Material supplied:
##############################

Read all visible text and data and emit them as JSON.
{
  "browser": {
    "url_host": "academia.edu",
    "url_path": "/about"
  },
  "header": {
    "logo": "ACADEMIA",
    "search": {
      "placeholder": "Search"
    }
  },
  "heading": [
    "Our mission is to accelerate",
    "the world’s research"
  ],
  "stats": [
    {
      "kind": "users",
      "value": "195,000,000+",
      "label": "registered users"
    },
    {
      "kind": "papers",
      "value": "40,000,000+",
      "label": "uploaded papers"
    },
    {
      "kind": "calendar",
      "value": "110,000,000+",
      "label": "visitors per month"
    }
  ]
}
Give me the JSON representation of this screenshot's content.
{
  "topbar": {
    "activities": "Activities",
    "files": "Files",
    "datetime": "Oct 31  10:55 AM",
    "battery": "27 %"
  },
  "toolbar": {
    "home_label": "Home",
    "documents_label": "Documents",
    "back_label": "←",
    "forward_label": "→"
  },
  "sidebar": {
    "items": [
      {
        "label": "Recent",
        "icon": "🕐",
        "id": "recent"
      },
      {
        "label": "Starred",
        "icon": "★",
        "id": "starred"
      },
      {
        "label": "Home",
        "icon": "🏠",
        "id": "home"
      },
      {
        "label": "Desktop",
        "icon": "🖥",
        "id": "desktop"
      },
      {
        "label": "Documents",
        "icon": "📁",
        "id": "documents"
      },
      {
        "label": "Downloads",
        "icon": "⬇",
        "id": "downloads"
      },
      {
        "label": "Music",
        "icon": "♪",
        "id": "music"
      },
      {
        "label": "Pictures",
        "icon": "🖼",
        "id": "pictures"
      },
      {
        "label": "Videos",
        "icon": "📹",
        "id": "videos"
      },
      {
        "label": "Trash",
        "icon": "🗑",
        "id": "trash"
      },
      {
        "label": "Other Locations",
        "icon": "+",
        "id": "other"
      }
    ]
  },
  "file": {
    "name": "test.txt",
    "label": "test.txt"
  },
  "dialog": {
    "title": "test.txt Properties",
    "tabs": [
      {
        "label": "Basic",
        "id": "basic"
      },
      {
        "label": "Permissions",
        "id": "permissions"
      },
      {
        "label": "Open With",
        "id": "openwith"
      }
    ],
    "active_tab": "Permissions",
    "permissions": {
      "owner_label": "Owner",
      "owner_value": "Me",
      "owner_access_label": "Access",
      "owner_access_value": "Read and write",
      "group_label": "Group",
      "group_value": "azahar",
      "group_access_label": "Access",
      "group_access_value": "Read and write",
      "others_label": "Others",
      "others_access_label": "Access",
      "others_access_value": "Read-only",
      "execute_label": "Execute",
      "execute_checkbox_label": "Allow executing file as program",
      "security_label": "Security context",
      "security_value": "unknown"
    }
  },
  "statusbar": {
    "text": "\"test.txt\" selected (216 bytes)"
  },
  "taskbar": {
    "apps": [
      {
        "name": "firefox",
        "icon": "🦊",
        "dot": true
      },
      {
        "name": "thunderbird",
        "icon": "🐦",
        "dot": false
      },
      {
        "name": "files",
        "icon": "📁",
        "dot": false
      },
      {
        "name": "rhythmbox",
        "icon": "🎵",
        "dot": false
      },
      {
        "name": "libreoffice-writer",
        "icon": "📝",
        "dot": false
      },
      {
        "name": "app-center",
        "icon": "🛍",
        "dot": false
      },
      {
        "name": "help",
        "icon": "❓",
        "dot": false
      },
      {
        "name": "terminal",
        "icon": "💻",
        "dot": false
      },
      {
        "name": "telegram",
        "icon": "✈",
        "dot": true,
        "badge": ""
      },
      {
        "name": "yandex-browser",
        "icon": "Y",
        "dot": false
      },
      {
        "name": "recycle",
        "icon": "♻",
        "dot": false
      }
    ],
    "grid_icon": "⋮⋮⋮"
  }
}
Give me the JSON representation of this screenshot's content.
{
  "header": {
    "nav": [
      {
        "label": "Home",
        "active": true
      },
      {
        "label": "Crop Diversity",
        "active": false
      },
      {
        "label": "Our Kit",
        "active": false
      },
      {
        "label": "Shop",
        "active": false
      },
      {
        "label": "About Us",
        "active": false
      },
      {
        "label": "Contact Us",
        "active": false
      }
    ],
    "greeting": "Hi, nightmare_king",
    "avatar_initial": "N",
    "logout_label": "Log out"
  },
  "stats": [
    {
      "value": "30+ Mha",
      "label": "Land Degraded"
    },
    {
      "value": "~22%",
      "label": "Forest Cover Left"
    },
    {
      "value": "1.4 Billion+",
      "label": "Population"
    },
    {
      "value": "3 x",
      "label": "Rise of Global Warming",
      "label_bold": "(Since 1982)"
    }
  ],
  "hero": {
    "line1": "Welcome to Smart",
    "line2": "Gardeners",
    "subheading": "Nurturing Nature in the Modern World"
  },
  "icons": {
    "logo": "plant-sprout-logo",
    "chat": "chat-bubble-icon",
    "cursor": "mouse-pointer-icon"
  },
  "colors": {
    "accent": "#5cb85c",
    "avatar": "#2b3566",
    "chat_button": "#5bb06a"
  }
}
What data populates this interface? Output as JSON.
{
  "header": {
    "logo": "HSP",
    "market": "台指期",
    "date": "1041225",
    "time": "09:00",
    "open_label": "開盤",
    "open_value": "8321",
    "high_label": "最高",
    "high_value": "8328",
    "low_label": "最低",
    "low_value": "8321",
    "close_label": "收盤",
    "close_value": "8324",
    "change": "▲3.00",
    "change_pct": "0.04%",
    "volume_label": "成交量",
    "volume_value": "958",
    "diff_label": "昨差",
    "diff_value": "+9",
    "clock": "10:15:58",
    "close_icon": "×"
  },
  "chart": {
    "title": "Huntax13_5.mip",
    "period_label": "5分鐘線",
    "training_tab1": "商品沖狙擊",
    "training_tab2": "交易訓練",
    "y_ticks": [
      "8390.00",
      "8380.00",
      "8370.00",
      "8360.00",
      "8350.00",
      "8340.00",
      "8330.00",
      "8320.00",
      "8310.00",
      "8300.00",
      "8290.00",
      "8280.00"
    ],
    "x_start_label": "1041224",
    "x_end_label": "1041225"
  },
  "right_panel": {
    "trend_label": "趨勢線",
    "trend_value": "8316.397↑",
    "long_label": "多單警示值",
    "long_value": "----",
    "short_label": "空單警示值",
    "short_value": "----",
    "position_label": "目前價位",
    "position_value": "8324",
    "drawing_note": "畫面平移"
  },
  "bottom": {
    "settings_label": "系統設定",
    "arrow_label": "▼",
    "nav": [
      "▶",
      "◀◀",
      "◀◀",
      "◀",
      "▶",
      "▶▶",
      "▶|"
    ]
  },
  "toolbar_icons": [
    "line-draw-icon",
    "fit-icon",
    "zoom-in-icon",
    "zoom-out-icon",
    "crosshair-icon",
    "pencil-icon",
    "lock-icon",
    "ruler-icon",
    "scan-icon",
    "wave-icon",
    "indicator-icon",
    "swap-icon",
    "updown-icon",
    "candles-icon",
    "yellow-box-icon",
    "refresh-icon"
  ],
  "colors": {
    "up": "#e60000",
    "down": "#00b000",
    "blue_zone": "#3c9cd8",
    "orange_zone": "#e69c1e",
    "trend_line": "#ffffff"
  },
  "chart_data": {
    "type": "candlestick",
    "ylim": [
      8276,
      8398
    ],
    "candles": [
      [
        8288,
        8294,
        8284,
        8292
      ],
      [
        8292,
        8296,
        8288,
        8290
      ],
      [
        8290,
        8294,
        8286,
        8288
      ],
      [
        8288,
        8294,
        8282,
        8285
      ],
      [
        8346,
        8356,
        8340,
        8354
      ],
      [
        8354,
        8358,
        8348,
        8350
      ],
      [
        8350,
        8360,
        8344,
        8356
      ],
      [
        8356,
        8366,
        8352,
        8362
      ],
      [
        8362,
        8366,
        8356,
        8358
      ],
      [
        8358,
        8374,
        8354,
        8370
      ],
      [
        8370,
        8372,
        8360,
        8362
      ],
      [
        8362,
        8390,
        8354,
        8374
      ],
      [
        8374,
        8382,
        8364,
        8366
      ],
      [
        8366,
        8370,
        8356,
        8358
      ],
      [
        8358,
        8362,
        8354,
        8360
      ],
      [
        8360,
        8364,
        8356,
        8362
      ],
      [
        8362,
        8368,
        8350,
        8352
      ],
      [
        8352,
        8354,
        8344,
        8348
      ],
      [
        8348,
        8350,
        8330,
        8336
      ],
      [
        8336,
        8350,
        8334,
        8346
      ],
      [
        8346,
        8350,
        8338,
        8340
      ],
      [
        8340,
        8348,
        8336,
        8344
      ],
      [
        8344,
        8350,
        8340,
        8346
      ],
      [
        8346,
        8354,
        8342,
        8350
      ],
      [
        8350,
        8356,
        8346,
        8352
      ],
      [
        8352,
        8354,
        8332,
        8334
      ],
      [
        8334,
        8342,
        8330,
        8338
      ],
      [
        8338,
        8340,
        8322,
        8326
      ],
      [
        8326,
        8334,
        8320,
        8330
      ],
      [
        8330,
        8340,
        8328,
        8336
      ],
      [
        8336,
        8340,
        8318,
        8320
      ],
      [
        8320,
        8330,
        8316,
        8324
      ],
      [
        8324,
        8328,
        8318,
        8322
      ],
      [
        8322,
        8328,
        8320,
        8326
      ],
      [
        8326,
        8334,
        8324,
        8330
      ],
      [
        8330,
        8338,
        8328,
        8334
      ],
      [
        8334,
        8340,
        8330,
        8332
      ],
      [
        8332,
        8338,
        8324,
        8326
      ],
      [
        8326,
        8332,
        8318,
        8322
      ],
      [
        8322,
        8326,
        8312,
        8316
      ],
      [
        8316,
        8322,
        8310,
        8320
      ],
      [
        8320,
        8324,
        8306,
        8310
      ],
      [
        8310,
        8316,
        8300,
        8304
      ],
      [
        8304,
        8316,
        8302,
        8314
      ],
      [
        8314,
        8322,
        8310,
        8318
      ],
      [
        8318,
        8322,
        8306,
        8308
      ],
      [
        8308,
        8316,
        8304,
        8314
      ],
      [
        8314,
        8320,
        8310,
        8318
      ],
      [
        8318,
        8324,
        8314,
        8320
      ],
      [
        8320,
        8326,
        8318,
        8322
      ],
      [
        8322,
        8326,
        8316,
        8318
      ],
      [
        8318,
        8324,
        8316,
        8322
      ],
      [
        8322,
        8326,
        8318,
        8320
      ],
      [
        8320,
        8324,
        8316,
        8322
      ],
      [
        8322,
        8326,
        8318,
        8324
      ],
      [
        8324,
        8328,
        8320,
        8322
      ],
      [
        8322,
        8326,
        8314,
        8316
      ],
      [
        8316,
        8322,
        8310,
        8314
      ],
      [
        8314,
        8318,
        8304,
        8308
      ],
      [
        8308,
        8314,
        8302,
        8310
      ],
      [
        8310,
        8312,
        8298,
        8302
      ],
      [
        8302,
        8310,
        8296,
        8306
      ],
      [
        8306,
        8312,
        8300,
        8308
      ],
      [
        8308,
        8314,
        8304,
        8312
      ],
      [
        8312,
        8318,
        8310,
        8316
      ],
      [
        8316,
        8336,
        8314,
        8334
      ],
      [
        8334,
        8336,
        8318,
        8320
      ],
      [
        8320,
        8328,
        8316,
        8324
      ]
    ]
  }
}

##############################

Directions:
Pick out the lines that include the word "name" and write them out.

Solution to this exercise:
    "name": "test.txt",
        "name": "firefox",
        "name": "thunderbird",
        "name": "files",
        "name": "rhythmbox",
        "name": "libreoffice-writer",
        "name": "app-center",
        "name": "help",
        "name": "terminal",
        "name": "telegram",
        "name": "yandex-browser",
        "name": "recycle",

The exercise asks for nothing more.